The request →
Look through the data below and say how many of its lines contain "text", adding nothing else.

Records shown →
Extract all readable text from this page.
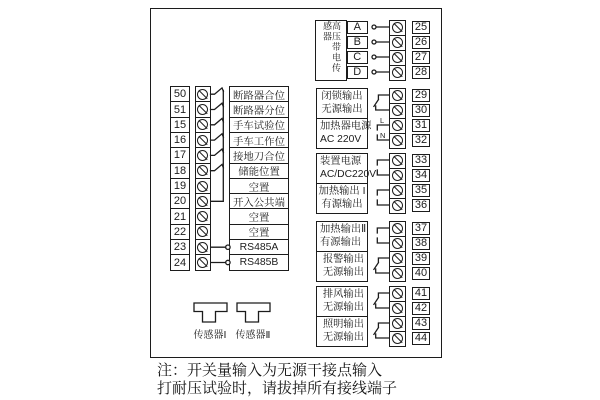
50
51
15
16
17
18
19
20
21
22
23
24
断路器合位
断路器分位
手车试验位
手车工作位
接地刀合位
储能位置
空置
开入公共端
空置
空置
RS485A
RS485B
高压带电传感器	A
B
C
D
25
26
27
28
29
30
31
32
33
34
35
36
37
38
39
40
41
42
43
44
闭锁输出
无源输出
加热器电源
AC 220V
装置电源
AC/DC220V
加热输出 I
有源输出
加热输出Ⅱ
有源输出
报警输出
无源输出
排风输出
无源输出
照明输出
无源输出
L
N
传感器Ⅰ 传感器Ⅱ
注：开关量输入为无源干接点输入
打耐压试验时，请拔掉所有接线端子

==

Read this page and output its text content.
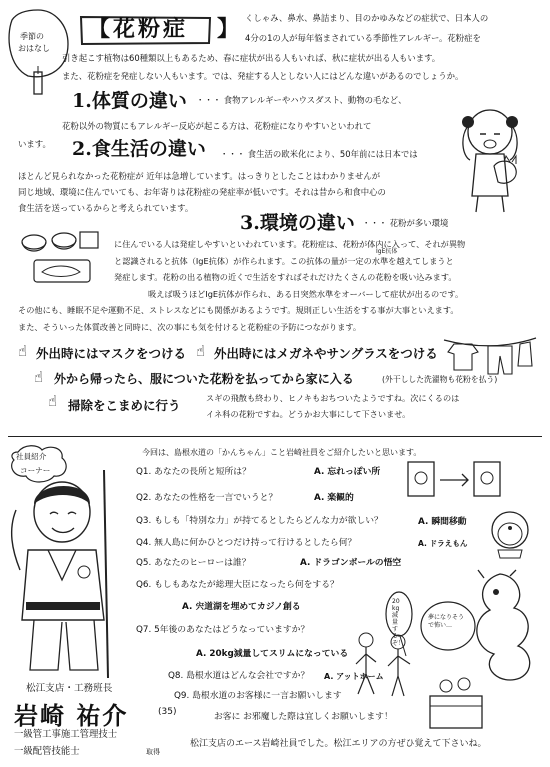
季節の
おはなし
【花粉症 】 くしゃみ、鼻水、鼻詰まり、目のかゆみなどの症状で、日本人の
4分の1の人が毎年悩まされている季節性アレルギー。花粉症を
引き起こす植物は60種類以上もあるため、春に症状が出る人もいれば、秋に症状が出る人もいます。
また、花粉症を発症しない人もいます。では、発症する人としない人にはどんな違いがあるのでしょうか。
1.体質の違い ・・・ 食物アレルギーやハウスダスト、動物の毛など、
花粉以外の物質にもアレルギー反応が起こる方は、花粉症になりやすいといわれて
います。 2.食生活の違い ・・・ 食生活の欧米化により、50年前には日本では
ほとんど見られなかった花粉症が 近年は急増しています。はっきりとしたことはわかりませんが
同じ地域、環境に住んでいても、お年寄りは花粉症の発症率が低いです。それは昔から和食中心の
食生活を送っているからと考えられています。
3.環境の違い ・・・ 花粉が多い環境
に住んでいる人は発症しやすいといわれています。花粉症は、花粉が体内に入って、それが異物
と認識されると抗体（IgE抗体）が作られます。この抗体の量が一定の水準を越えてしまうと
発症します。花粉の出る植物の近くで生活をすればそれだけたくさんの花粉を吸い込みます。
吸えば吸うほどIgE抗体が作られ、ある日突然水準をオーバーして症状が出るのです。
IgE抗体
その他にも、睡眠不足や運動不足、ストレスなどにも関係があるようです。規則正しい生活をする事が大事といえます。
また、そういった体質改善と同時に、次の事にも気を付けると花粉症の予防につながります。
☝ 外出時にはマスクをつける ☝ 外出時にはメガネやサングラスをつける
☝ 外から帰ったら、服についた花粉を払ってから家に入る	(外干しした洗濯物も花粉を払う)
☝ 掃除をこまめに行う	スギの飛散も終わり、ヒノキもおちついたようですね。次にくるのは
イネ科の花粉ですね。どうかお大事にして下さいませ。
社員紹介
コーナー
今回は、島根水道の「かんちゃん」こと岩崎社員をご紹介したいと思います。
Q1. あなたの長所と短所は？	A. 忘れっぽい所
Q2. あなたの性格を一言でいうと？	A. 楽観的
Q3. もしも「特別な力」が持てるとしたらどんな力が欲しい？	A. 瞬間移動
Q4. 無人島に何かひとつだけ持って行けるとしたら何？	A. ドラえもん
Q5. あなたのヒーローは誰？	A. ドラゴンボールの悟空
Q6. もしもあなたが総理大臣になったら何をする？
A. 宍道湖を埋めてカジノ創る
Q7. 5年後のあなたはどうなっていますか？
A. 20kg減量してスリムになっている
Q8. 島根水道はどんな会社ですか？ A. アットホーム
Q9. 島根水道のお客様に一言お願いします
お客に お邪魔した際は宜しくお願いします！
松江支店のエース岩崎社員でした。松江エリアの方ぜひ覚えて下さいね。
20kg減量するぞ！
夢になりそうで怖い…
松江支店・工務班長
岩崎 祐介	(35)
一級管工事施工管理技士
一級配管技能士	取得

==

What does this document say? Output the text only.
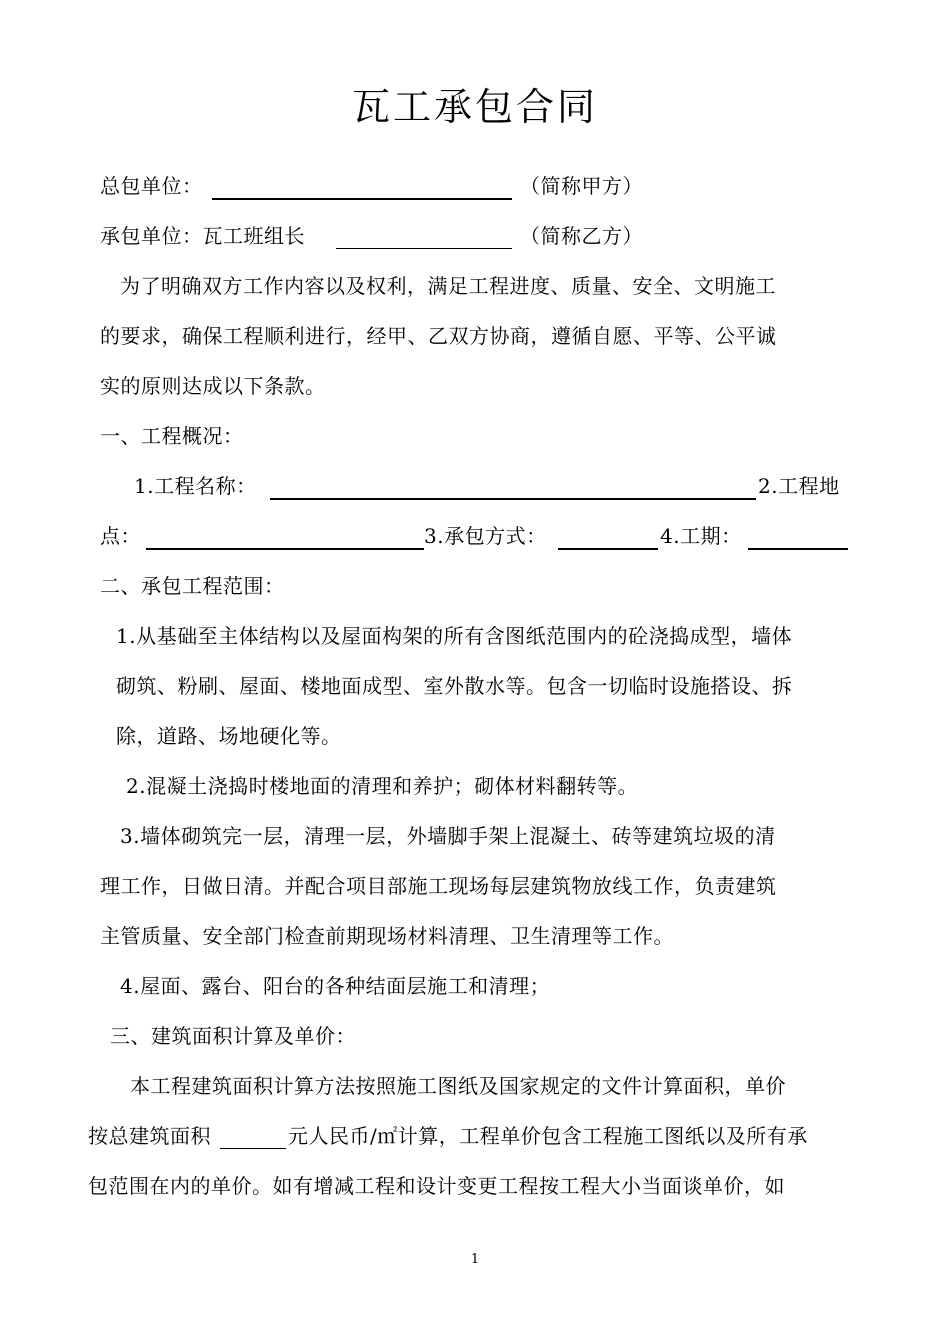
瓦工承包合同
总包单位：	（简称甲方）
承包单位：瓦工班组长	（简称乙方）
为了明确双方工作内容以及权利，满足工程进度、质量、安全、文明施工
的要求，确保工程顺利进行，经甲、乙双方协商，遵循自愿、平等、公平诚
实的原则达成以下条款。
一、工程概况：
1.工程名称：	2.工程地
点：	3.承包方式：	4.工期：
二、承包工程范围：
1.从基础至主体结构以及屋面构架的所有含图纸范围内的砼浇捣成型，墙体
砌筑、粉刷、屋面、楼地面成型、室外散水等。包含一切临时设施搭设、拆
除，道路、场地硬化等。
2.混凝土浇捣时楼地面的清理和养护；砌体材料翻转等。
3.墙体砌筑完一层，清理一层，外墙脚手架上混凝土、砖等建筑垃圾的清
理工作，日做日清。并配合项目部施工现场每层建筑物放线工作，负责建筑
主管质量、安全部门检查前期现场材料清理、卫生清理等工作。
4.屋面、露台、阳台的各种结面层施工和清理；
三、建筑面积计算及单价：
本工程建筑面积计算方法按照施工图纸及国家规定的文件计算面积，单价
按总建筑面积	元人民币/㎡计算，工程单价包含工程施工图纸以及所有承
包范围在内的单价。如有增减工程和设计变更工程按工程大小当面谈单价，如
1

Solution to this task →
3